- [Exercise details]: Every entry must be echoed exactly.

- [Records for this task]:
◇ ◇ ◇ ◇ ◇

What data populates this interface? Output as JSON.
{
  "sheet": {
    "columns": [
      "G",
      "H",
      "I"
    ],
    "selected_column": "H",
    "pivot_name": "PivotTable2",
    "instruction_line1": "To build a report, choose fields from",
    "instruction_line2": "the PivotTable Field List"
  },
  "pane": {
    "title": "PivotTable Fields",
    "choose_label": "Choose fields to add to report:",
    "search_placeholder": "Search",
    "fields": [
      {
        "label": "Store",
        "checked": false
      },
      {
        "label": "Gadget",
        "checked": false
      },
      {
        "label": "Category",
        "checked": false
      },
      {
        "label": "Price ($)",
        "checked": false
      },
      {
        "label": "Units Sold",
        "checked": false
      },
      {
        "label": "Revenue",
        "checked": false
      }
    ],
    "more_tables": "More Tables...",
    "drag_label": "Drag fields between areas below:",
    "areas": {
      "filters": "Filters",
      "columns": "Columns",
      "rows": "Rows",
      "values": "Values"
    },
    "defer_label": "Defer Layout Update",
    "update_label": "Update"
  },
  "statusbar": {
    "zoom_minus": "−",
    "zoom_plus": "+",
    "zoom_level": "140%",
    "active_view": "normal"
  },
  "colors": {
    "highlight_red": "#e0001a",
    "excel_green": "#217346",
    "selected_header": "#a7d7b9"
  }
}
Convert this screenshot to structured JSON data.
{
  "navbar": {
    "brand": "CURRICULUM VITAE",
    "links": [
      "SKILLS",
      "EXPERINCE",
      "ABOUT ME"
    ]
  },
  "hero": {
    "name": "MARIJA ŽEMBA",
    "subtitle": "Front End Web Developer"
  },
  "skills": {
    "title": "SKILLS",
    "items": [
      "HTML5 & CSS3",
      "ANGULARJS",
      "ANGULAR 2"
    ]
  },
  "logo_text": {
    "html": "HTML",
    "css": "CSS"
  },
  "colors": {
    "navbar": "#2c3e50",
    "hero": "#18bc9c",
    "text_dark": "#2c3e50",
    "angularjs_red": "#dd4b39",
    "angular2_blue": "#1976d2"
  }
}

◇ ◇ ◇ ◇ ◇

- [Complete response]:
What data populates this interface? Output as JSON.
{
  "sheet": {
    "columns": [
      "G",
      "H",
      "I"
    ],
    "selected_column": "H",
    "pivot_name": "PivotTable2",
    "instruction_line1": "To build a report, choose fields from",
    "instruction_line2": "the PivotTable Field List"
  },
  "pane": {
    "title": "PivotTable Fields",
    "choose_label": "Choose fields to add to report:",
    "search_placeholder": "Search",
    "fields": [
      {
        "label": "Store",
        "checked": false
      },
      {
        "label": "Gadget",
        "checked": false
      },
      {
        "label": "Category",
        "checked": false
      },
      {
        "label": "Price ($)",
        "checked": false
      },
      {
        "label": "Units Sold",
        "checked": false
      },
      {
        "label": "Revenue",
        "checked": false
      }
    ],
    "more_tables": "More Tables...",
    "drag_label": "Drag fields between areas below:",
    "areas": {
      "filters": "Filters",
      "columns": "Columns",
      "rows": "Rows",
      "values": "Values"
    },
    "defer_label": "Defer Layout Update",
    "update_label": "Update"
  },
  "statusbar": {
    "zoom_minus": "−",
    "zoom_plus": "+",
    "zoom_level": "140%",
    "active_view": "normal"
  },
  "colors": {
    "highlight_red": "#e0001a",
    "excel_green": "#217346",
    "selected_header": "#a7d7b9"
  }
}
Convert this screenshot to structured JSON data.
{
  "navbar": {
    "brand": "CURRICULUM VITAE",
    "links": [
      "SKILLS",
      "EXPERINCE",
      "ABOUT ME"
    ]
  },
  "hero": {
    "name": "MARIJA ŽEMBA",
    "subtitle": "Front End Web Developer"
  },
  "skills": {
    "title": "SKILLS",
    "items": [
      "HTML5 & CSS3",
      "ANGULARJS",
      "ANGULAR 2"
    ]
  },
  "logo_text": {
    "html": "HTML",
    "css": "CSS"
  },
  "colors": {
    "navbar": "#2c3e50",
    "hero": "#18bc9c",
    "text_dark": "#2c3e50",
    "angularjs_red": "#dd4b39",
    "angular2_blue": "#1976d2"
  }
}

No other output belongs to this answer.